─── MATERIAL DEL EJERCICIO ───
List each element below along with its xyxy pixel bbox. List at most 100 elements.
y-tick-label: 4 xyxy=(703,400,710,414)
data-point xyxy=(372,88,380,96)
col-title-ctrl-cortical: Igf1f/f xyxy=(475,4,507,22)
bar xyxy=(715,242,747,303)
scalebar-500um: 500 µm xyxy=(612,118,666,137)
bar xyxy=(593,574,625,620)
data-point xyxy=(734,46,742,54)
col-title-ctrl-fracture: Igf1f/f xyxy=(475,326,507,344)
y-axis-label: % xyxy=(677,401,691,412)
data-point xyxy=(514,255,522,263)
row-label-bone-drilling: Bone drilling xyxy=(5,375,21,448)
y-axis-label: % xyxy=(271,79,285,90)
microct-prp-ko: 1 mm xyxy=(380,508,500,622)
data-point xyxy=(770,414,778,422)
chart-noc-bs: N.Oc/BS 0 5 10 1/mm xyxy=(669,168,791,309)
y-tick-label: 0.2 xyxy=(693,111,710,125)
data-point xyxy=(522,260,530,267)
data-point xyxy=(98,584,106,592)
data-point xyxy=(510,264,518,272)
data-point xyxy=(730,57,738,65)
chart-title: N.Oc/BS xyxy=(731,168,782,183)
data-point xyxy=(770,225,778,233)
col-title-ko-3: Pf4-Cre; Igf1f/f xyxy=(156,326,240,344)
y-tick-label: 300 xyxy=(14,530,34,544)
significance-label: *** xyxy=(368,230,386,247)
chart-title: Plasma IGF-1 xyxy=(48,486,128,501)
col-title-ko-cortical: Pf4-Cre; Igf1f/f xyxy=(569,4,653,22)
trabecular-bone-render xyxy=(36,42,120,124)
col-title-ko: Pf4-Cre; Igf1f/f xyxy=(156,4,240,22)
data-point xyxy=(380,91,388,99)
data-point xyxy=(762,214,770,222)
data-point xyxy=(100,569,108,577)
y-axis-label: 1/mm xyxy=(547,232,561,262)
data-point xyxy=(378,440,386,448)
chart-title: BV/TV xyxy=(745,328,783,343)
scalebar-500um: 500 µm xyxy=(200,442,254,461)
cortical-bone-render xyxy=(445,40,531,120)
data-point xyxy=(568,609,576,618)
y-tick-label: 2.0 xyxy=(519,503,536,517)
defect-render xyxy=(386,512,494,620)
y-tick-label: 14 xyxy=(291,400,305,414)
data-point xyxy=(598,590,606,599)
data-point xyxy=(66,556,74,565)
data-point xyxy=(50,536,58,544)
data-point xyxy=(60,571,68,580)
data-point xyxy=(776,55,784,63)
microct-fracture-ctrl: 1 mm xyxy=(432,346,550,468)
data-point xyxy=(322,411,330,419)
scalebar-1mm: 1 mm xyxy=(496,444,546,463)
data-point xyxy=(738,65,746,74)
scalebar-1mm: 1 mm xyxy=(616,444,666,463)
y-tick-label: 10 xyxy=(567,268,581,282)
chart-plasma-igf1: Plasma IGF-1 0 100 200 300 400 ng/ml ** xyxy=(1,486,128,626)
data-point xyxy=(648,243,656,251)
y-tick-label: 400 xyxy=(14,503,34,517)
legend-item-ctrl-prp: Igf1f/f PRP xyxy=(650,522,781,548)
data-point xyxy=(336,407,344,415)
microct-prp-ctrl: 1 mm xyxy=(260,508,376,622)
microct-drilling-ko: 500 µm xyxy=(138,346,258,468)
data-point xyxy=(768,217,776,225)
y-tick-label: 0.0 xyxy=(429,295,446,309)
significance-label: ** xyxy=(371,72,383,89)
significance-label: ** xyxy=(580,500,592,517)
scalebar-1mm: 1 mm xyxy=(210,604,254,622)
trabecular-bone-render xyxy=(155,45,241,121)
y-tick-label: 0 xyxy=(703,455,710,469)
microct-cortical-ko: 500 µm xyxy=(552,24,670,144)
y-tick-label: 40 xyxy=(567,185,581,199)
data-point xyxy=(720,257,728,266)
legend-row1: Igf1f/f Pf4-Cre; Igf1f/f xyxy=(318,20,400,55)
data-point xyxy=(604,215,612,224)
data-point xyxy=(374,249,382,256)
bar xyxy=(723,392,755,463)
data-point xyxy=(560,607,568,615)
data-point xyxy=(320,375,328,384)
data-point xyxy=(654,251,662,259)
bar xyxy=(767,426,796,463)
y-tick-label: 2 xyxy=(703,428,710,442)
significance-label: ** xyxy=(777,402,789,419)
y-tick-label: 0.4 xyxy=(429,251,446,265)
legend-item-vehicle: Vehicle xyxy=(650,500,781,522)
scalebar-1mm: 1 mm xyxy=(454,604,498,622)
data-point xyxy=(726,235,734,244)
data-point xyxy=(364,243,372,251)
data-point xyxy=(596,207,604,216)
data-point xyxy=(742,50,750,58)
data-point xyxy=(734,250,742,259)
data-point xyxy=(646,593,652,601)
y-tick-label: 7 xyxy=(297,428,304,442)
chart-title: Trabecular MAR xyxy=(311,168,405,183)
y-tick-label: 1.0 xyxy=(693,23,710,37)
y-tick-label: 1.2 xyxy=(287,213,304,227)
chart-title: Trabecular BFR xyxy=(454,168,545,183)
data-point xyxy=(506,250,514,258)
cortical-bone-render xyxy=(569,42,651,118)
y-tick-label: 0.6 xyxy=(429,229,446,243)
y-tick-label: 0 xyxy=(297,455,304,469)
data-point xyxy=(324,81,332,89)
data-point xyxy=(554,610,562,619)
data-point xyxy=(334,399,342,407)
───
## INSTRUCCIÓN:
Presenta como lista numerada todas las líneas desde el comienzo de los registros hasta la línea que contiene "y-axis-label: % xyxy=(677,401,691,412)", ambas incluidas, y omite las líneas en blanco.

## RESULTADO:
1. List each element below along with its xyxy pixel bbox. List at most 100 elements.
2. y-tick-label: 4 xyxy=(703,400,710,414)
3. data-point xyxy=(372,88,380,96)
4. col-title-ctrl-cortical: Igf1f/f xyxy=(475,4,507,22)
5. bar xyxy=(715,242,747,303)
6. scalebar-500um: 500 µm xyxy=(612,118,666,137)
7. bar xyxy=(593,574,625,620)
8. data-point xyxy=(734,46,742,54)
9. col-title-ctrl-fracture: Igf1f/f xyxy=(475,326,507,344)
10. y-axis-label: % xyxy=(677,401,691,412)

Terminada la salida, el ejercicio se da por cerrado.